• Material to process
■ ■ ■

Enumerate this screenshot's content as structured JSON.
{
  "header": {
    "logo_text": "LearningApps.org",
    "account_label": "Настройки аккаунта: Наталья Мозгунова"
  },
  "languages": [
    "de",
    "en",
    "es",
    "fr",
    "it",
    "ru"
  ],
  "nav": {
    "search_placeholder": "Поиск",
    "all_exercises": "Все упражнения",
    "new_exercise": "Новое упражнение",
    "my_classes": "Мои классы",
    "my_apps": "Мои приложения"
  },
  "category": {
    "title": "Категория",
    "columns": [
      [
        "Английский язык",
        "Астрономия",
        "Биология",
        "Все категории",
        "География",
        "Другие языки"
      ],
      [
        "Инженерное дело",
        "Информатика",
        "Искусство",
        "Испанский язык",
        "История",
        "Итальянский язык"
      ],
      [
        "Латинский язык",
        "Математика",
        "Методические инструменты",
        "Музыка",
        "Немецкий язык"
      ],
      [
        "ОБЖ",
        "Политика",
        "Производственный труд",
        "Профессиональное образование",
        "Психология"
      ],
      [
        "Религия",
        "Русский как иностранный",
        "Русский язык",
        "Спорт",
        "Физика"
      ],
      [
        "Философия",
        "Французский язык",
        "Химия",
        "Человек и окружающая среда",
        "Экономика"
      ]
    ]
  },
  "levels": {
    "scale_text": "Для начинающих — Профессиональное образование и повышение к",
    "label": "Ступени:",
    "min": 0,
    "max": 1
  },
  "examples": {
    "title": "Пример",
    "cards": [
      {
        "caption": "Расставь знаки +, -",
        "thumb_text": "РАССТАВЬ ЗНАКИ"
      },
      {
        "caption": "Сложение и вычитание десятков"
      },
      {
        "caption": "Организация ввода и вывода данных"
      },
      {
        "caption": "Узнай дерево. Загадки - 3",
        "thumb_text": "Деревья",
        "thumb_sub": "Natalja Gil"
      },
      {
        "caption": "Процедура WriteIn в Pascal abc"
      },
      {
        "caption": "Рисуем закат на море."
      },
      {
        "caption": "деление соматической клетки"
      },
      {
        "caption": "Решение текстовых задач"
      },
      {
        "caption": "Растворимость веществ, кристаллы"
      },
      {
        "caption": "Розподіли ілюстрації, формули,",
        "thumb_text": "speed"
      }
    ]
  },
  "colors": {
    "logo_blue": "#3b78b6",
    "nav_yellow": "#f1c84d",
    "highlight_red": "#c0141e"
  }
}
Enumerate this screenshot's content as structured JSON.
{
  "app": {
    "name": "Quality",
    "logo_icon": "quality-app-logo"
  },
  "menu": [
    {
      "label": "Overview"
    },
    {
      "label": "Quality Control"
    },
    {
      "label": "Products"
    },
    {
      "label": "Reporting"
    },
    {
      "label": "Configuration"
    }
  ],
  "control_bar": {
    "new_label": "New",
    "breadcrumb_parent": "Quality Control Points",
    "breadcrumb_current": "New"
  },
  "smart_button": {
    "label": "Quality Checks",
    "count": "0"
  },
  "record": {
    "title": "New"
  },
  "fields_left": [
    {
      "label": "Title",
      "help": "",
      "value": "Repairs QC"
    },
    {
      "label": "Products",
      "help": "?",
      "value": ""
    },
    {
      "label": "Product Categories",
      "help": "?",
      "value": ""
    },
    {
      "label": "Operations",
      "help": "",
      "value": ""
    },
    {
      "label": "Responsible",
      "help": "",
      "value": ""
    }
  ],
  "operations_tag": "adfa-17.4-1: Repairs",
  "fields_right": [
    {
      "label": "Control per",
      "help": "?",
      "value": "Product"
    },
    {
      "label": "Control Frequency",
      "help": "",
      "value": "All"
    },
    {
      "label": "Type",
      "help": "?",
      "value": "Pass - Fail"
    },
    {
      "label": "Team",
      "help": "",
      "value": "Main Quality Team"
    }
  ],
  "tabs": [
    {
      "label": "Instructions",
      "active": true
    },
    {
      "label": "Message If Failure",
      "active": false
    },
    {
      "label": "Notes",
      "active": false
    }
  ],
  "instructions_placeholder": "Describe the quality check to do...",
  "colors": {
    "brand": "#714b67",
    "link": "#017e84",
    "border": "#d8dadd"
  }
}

■ ■ ■

• Exercise
Write out the whole listing again, exactly as it stands.

• Task output
Enumerate this screenshot's content as structured JSON.
{
  "header": {
    "logo_text": "LearningApps.org",
    "account_label": "Настройки аккаунта: Наталья Мозгунова"
  },
  "languages": [
    "de",
    "en",
    "es",
    "fr",
    "it",
    "ru"
  ],
  "nav": {
    "search_placeholder": "Поиск",
    "all_exercises": "Все упражнения",
    "new_exercise": "Новое упражнение",
    "my_classes": "Мои классы",
    "my_apps": "Мои приложения"
  },
  "category": {
    "title": "Категория",
    "columns": [
      [
        "Английский язык",
        "Астрономия",
        "Биология",
        "Все категории",
        "География",
        "Другие языки"
      ],
      [
        "Инженерное дело",
        "Информатика",
        "Искусство",
        "Испанский язык",
        "История",
        "Итальянский язык"
      ],
      [
        "Латинский язык",
        "Математика",
        "Методические инструменты",
        "Музыка",
        "Немецкий язык"
      ],
      [
        "ОБЖ",
        "Политика",
        "Производственный труд",
        "Профессиональное образование",
        "Психология"
      ],
      [
        "Религия",
        "Русский как иностранный",
        "Русский язык",
        "Спорт",
        "Физика"
      ],
      [
        "Философия",
        "Французский язык",
        "Химия",
        "Человек и окружающая среда",
        "Экономика"
      ]
    ]
  },
  "levels": {
    "scale_text": "Для начинающих — Профессиональное образование и повышение к",
    "label": "Ступени:",
    "min": 0,
    "max": 1
  },
  "examples": {
    "title": "Пример",
    "cards": [
      {
        "caption": "Расставь знаки +, -",
        "thumb_text": "РАССТАВЬ ЗНАКИ"
      },
      {
        "caption": "Сложение и вычитание десятков"
      },
      {
        "caption": "Организация ввода и вывода данных"
      },
      {
        "caption": "Узнай дерево. Загадки - 3",
        "thumb_text": "Деревья",
        "thumb_sub": "Natalja Gil"
      },
      {
        "caption": "Процедура WriteIn в Pascal abc"
      },
      {
        "caption": "Рисуем закат на море."
      },
      {
        "caption": "деление соматической клетки"
      },
      {
        "caption": "Решение текстовых задач"
      },
      {
        "caption": "Растворимость веществ, кристаллы"
      },
      {
        "caption": "Розподіли ілюстрації, формули,",
        "thumb_text": "speed"
      }
    ]
  },
  "colors": {
    "logo_blue": "#3b78b6",
    "nav_yellow": "#f1c84d",
    "highlight_red": "#c0141e"
  }
}
Enumerate this screenshot's content as structured JSON.
{
  "app": {
    "name": "Quality",
    "logo_icon": "quality-app-logo"
  },
  "menu": [
    {
      "label": "Overview"
    },
    {
      "label": "Quality Control"
    },
    {
      "label": "Products"
    },
    {
      "label": "Reporting"
    },
    {
      "label": "Configuration"
    }
  ],
  "control_bar": {
    "new_label": "New",
    "breadcrumb_parent": "Quality Control Points",
    "breadcrumb_current": "New"
  },
  "smart_button": {
    "label": "Quality Checks",
    "count": "0"
  },
  "record": {
    "title": "New"
  },
  "fields_left": [
    {
      "label": "Title",
      "help": "",
      "value": "Repairs QC"
    },
    {
      "label": "Products",
      "help": "?",
      "value": ""
    },
    {
      "label": "Product Categories",
      "help": "?",
      "value": ""
    },
    {
      "label": "Operations",
      "help": "",
      "value": ""
    },
    {
      "label": "Responsible",
      "help": "",
      "value": ""
    }
  ],
  "operations_tag": "adfa-17.4-1: Repairs",
  "fields_right": [
    {
      "label": "Control per",
      "help": "?",
      "value": "Product"
    },
    {
      "label": "Control Frequency",
      "help": "",
      "value": "All"
    },
    {
      "label": "Type",
      "help": "?",
      "value": "Pass - Fail"
    },
    {
      "label": "Team",
      "help": "",
      "value": "Main Quality Team"
    }
  ],
  "tabs": [
    {
      "label": "Instructions",
      "active": true
    },
    {
      "label": "Message If Failure",
      "active": false
    },
    {
      "label": "Notes",
      "active": false
    }
  ],
  "instructions_placeholder": "Describe the quality check to do...",
  "colors": {
    "brand": "#714b67",
    "link": "#017e84",
    "border": "#d8dadd"
  }
}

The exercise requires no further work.